-------- Text provided

Because plaintiff failed to show that "a fraudulent scheme to destabilize the apartment tainted the reliability of the rent on the base date" (Matter of Grimm v State of N.Y. Div. of Hous. & Community Renewal Off. of Rent Admin., 15 NY3d 358, 367 [2010]), the base date rent on May 23, 2007, is the amount plaintiff was paying at the time, and he may recover "the increases added to the . . . base date rent that were over the legal limits during the recovery period" (Matter of Regina, 35 NY3d at 357).

Because there was no evidence of a fraudulent scheme to deregulate, there is no reason to look further than the applicable four-year period for the calculation of a rent overcharge, if any, in this action predating the Housing Stability and Tenant Protection Act of 2019 (see id. at 355). To determine whether, in the absence of fraud, defendants overcharged plaintiff, "the base date rent [is] the rent actually charged on the base date (four years prior to initiation of the claim) and overcharges [are] to be calculated by adding the rent increases legally available to the owner under the [Rent Stabilization Law] during the four-year recovery period. [Plaintiff is] therefore entitled to damages reflecting only the increases collected during that period that exceeded legal limits" (id. at 356).

----------------
-------- Data records

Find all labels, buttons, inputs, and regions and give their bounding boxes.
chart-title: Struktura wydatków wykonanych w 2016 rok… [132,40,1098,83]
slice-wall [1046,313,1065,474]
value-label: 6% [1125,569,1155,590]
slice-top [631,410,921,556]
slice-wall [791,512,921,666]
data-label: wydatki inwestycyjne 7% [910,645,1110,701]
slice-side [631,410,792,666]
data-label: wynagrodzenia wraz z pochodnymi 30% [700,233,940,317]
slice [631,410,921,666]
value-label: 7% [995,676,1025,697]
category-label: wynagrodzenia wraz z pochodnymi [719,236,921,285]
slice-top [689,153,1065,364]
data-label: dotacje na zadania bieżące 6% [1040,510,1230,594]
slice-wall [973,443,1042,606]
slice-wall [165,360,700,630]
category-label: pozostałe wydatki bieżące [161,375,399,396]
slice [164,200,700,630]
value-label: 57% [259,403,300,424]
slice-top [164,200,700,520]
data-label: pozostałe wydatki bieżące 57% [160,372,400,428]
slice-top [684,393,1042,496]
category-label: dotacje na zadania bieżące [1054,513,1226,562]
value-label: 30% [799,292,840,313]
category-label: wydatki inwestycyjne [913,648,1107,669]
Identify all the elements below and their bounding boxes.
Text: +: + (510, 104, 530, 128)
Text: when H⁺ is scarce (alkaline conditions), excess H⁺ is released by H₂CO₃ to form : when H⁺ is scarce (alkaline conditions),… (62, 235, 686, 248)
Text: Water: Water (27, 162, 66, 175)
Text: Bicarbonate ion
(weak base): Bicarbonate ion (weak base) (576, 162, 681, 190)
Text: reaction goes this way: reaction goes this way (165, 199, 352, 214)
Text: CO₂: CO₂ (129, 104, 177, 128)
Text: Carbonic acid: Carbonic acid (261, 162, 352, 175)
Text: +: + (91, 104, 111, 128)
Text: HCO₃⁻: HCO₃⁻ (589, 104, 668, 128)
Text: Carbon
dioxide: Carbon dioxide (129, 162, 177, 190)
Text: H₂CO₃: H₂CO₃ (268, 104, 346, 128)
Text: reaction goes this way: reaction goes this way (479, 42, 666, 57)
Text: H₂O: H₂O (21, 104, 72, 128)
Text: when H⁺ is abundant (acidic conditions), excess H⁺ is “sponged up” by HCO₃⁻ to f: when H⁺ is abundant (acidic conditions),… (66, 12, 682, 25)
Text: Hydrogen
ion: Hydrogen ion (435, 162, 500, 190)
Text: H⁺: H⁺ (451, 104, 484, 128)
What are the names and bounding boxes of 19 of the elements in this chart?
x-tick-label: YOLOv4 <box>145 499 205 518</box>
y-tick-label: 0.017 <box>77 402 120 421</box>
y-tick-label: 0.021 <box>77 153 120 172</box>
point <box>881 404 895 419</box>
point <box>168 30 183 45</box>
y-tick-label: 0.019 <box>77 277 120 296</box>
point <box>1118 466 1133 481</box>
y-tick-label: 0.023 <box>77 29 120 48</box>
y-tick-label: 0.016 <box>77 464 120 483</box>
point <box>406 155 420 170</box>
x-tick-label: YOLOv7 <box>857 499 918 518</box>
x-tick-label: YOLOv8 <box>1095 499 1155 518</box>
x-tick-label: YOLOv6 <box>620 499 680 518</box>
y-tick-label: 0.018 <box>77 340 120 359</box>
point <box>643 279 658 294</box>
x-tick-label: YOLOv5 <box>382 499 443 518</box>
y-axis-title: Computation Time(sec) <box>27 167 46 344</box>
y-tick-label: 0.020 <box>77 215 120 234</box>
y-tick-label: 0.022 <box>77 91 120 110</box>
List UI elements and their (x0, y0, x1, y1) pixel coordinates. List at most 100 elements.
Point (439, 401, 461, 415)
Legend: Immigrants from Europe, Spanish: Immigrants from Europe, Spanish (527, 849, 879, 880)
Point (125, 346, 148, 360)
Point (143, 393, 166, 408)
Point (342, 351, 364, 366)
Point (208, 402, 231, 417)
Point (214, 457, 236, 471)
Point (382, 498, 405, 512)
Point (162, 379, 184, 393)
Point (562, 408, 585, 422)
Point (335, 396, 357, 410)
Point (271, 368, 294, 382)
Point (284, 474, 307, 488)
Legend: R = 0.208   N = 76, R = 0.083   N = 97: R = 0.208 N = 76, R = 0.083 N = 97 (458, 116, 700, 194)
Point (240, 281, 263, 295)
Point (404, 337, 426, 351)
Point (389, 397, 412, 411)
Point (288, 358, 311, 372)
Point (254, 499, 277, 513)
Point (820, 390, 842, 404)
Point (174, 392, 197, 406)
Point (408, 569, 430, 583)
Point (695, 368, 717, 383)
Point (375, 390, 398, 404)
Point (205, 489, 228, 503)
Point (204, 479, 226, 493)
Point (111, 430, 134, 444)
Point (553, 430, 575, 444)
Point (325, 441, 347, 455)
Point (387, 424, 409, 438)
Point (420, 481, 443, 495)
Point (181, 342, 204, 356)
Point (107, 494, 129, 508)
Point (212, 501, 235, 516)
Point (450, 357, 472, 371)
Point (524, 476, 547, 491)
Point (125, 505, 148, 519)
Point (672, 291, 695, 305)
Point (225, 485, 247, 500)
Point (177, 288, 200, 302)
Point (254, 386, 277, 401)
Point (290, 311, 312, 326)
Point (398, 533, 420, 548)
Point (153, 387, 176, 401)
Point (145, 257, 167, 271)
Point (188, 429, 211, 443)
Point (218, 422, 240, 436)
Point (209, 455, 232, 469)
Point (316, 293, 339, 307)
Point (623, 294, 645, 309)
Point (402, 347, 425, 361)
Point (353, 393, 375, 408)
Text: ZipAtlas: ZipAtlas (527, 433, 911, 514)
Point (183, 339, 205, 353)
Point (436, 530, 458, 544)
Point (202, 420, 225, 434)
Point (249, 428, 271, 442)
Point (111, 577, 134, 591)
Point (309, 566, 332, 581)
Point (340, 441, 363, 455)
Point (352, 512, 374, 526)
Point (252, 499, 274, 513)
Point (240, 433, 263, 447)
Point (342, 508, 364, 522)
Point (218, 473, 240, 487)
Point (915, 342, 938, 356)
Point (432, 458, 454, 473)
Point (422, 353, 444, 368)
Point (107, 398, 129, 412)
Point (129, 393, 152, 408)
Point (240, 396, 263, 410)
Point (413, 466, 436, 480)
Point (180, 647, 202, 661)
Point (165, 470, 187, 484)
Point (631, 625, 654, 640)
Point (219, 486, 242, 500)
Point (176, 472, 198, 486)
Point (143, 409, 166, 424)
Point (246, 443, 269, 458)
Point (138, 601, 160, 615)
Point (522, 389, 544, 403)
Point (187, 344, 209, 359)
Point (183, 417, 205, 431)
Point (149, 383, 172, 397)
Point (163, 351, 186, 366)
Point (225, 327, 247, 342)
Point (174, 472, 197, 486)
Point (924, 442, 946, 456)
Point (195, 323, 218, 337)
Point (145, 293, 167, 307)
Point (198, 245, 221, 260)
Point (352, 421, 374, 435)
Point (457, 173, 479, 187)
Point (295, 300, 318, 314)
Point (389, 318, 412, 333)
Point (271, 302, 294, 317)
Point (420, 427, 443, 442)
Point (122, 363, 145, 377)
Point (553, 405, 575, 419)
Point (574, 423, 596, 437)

----------------

Reproduce the rent overcharge passage word for word, starting with "Because there was" and going on through "(id. at 356).". The entries can be set aside, since none of the work depends on them.

Because there was no evidence of a fraudulent scheme to deregulate, there is no reason to look further than the applicable four-year period for the calculation of a rent overcharge, if any, in this action predating the Housing Stability and Tenant Protection Act of 2019 (see id. at 355). To determine whether, in the absence of fraud, defendants overcharged plaintiff, "the base date rent [is] the rent actually charged on the base date (four years prior to initiation of the claim) and overcharges [are] to be calculated by adding the rent increases legally available to the owner under the [Rent Stabilization Law] during the four-year recovery period. [Plaintiff is] therefore entitled to damages reflecting only the increases collected during that period that exceeded legal limits" (id. at 356).